→ THE REQUEST
Scan the records for the word "drank". Copy each line that includes it.

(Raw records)

═══

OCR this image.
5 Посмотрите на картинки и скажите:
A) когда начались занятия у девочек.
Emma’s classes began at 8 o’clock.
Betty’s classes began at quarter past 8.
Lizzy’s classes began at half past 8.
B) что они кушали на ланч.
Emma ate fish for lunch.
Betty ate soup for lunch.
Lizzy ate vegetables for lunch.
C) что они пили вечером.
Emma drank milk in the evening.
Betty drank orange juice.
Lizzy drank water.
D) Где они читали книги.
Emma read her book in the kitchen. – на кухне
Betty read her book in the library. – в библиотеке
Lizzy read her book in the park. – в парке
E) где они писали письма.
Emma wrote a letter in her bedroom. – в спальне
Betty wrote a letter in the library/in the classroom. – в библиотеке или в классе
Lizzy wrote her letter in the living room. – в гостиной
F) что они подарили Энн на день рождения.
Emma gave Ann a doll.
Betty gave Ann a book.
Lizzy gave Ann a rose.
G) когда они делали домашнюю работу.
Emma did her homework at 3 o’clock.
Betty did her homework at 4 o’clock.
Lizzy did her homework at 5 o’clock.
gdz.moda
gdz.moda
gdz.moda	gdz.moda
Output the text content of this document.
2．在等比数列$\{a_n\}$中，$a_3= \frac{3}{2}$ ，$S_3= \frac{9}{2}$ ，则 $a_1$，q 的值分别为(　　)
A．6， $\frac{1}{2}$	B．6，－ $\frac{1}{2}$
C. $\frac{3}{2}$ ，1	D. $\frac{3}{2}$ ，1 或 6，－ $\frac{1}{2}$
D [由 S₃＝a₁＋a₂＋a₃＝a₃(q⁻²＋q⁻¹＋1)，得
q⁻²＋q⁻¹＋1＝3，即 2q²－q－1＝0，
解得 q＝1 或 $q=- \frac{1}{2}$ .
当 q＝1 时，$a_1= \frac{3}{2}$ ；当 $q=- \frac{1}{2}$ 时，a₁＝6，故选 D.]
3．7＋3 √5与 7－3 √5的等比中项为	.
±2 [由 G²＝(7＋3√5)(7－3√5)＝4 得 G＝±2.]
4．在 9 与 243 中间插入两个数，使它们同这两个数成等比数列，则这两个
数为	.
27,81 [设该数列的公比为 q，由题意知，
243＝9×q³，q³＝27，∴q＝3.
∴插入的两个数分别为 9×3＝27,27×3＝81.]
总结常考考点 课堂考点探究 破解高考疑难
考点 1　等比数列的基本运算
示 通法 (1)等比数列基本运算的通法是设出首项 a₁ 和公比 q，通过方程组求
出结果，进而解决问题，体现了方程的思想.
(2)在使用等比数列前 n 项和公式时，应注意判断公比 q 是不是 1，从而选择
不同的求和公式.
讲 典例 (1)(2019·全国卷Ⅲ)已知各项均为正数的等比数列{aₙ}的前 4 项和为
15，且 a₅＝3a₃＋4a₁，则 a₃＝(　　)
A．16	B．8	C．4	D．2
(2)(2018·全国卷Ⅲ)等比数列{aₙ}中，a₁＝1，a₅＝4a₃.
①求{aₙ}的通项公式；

═══

→ ANSWER TO THIS EXERCISE
Emma drank milk in the evening.
Betty drank orange juice.
Lizzy drank water.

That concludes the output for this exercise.